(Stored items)

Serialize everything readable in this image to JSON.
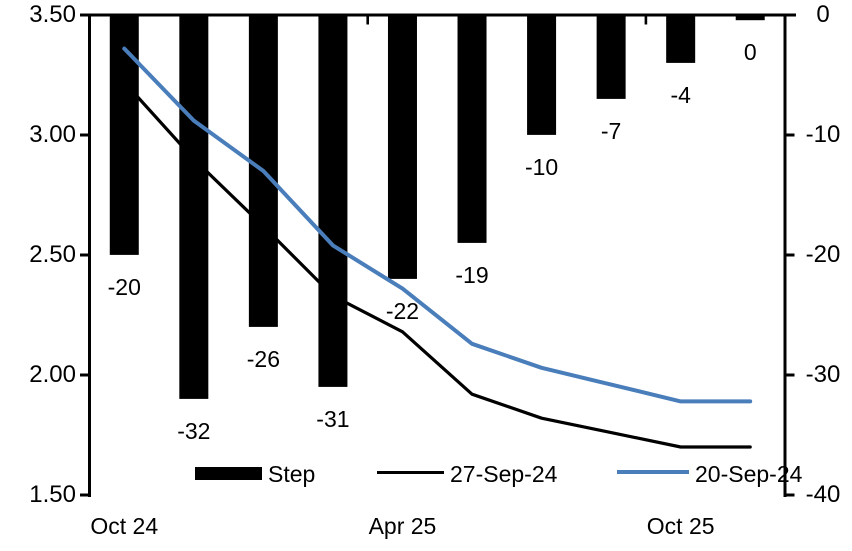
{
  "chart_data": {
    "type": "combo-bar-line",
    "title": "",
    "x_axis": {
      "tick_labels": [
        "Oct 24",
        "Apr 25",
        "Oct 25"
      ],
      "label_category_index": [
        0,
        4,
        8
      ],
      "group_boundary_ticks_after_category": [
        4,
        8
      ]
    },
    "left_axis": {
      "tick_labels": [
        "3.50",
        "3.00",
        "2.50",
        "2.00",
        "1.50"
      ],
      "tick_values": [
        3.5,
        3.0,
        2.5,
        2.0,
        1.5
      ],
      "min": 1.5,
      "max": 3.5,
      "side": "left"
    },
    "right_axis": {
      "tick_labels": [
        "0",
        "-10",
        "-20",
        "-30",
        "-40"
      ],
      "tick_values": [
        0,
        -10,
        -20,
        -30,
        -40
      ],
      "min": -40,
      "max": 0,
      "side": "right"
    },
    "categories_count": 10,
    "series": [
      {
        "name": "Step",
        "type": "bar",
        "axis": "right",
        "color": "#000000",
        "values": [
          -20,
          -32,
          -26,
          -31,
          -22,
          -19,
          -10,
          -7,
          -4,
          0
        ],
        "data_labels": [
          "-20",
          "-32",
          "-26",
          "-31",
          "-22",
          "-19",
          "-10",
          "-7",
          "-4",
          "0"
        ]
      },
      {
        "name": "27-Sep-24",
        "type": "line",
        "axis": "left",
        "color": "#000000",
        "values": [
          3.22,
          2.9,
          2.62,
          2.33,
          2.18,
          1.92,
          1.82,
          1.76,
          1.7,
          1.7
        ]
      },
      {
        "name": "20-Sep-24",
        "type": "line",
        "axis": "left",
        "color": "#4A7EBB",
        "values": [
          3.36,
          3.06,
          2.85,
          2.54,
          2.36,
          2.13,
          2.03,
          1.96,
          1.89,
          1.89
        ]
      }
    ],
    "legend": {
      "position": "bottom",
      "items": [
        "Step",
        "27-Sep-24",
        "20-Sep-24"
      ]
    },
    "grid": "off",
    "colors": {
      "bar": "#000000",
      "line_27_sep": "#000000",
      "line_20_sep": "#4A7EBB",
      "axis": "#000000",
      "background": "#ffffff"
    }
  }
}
==
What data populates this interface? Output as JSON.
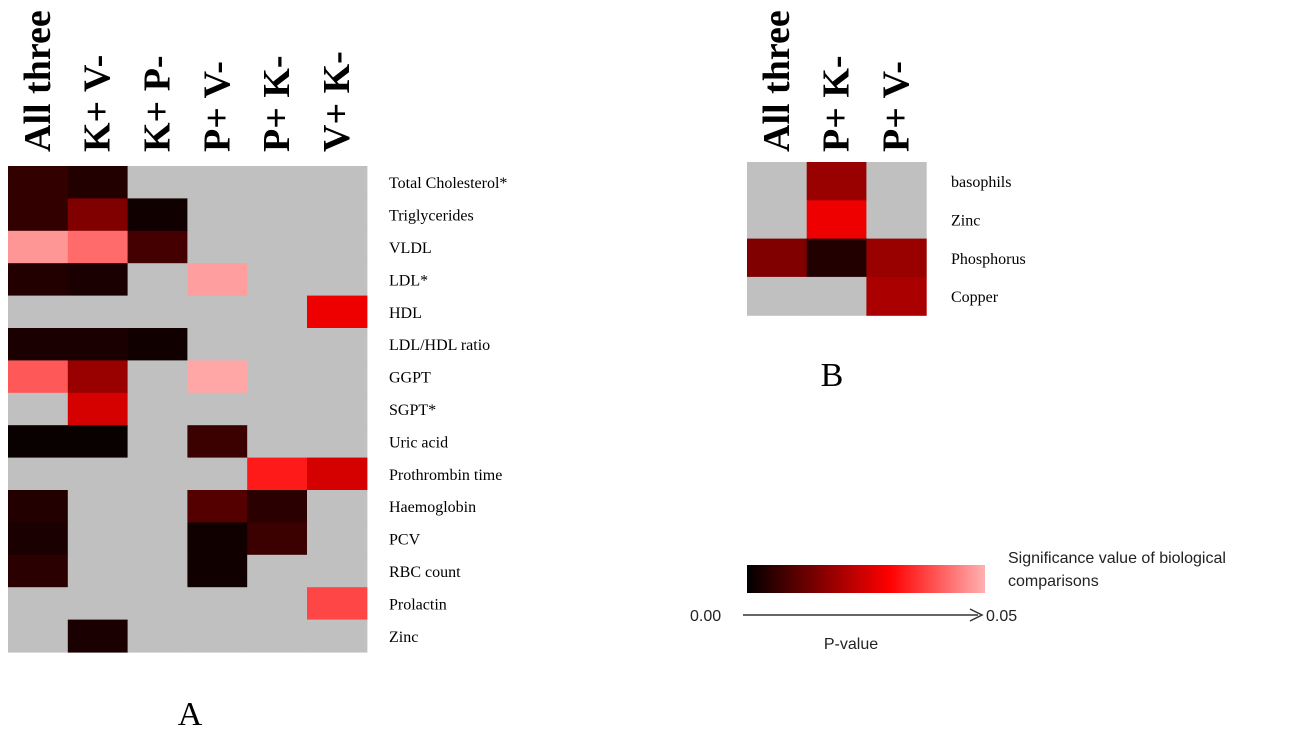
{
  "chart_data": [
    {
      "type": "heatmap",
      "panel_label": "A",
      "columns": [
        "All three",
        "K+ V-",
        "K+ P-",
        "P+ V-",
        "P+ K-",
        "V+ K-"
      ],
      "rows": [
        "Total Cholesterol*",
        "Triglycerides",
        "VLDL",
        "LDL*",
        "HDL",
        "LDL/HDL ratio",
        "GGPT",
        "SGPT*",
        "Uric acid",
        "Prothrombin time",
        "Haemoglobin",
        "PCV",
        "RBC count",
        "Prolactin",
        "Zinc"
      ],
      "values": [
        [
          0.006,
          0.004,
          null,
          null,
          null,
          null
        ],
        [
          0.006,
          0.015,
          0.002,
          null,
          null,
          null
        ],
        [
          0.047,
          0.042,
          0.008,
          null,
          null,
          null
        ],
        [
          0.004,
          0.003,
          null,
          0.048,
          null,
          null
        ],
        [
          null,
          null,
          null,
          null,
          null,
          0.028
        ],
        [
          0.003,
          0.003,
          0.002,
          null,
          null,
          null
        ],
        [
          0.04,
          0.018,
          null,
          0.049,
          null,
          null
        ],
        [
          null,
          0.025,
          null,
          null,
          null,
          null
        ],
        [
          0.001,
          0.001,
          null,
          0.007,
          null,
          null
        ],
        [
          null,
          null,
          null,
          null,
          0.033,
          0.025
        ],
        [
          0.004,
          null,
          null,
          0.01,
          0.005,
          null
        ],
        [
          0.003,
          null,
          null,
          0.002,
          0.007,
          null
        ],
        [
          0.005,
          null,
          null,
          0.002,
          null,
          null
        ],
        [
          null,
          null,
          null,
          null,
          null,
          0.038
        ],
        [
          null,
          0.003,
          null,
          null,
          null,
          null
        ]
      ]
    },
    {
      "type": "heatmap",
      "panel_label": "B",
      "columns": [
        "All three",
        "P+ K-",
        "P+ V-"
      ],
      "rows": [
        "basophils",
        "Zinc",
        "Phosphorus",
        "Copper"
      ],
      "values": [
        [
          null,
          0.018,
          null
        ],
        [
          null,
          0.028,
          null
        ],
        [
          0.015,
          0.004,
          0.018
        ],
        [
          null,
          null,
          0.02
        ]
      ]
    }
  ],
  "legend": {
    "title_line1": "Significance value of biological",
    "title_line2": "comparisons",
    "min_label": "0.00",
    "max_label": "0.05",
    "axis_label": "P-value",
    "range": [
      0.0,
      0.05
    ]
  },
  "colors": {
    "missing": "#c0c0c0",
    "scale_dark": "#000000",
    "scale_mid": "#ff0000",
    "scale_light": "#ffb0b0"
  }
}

Work to do ::
Copy each line above containing the string "JSON".

Response to the exercise ::
Serialize everything readable in this image to JSON.
What data populates this interface? Output as JSON.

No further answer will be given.